■ Data entries:

----------------------------------------

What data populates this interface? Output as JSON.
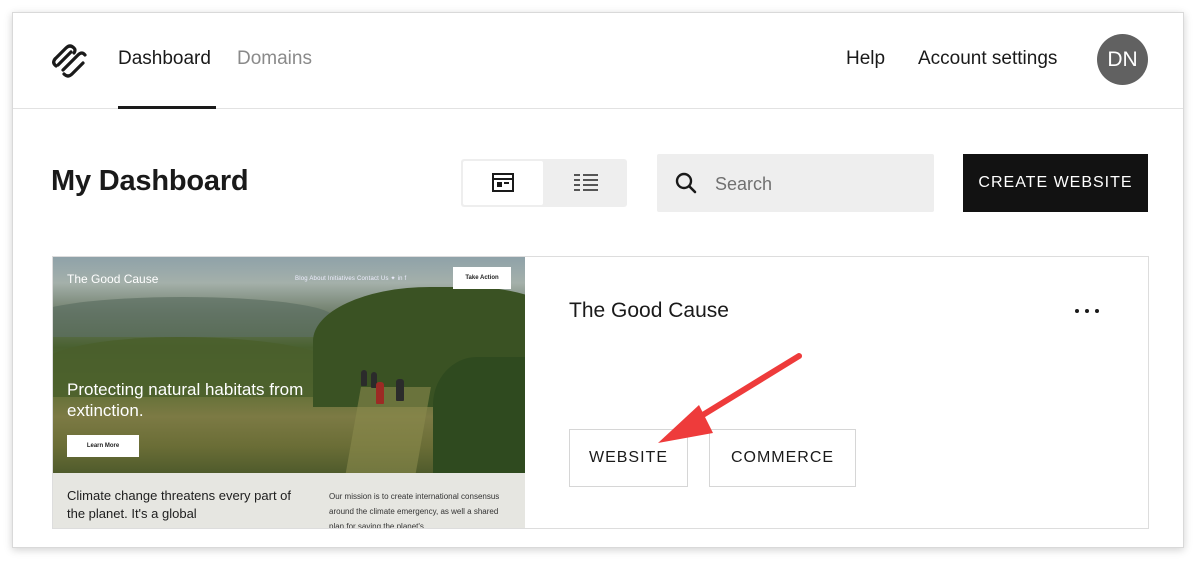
{
  "header": {
    "nav": [
      {
        "label": "Dashboard",
        "active": true
      },
      {
        "label": "Domains",
        "active": false
      }
    ],
    "help": "Help",
    "account_settings": "Account settings",
    "avatar_initials": "DN"
  },
  "main": {
    "title": "My Dashboard",
    "search_placeholder": "Search",
    "create_button": "CREATE WEBSITE"
  },
  "site": {
    "name": "The Good Cause",
    "thumbnail": {
      "site_title": "The Good Cause",
      "nav": "Blog   About   Initiatives   Contact Us   ✦  in  f",
      "cta": "Take Action",
      "headline": "Protecting natural habitats from extinction.",
      "learn_more": "Learn More",
      "body_left": "Climate change threatens every part of the planet. It's a global",
      "body_right": "Our mission is to create international consensus around the climate emergency, as well a shared plan for saving the planet's"
    },
    "buttons": {
      "website": "WEBSITE",
      "commerce": "COMMERCE"
    }
  },
  "colors": {
    "accent_arrow": "#ee3b3b",
    "create_bg": "#121212",
    "avatar_bg": "#616161"
  },
  "icons": [
    "squarespace-logo",
    "grid-view-icon",
    "list-view-icon",
    "search-icon",
    "more-icon",
    "annotation-arrow"
  ]
}
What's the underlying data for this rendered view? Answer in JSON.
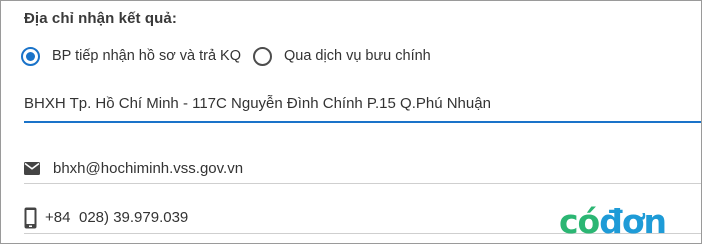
{
  "heading": "Địa chỉ nhận kết quả:",
  "receive_options": [
    {
      "label": "BP tiếp nhận hồ sơ và trả KQ",
      "selected": true
    },
    {
      "label": "Qua dịch vụ bưu chính",
      "selected": false
    }
  ],
  "address": {
    "value": "BHXH Tp. Hồ Chí Minh - 117C Nguyễn Đình Chính P.15 Q.Phú Nhuận"
  },
  "email": {
    "icon": "mail-icon",
    "value": "bhxh@hochiminh.vss.gov.vn"
  },
  "phone": {
    "icon": "smartphone-icon",
    "country_code": "+84",
    "value": "028) 39.979.039"
  },
  "watermark": {
    "part1": "có",
    "part2": "đơn",
    "color1": "#2bb673",
    "color2": "#1e9bd7"
  },
  "colors": {
    "accent": "#1a73c9",
    "text": "#333333",
    "divider": "#cfcfcf"
  }
}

----------------------------------------

■ Objective: Extract exactly the lines from the one containing "What's the underlying" through the last line of the records above, both included, and leave out the pictures.

■ Worked solution:
What's the underlying data for this rendered view? Answer in JSON.
{
  "heading": "Địa chỉ nhận kết quả:",
  "receive_options": [
    {
      "label": "BP tiếp nhận hồ sơ và trả KQ",
      "selected": true
    },
    {
      "label": "Qua dịch vụ bưu chính",
      "selected": false
    }
  ],
  "address": {
    "value": "BHXH Tp. Hồ Chí Minh - 117C Nguyễn Đình Chính P.15 Q.Phú Nhuận"
  },
  "email": {
    "icon": "mail-icon",
    "value": "bhxh@hochiminh.vss.gov.vn"
  },
  "phone": {
    "icon": "smartphone-icon",
    "country_code": "+84",
    "value": "028) 39.979.039"
  },
  "watermark": {
    "part1": "có",
    "part2": "đơn",
    "color1": "#2bb673",
    "color2": "#1e9bd7"
  },
  "colors": {
    "accent": "#1a73c9",
    "text": "#333333",
    "divider": "#cfcfcf"
  }
}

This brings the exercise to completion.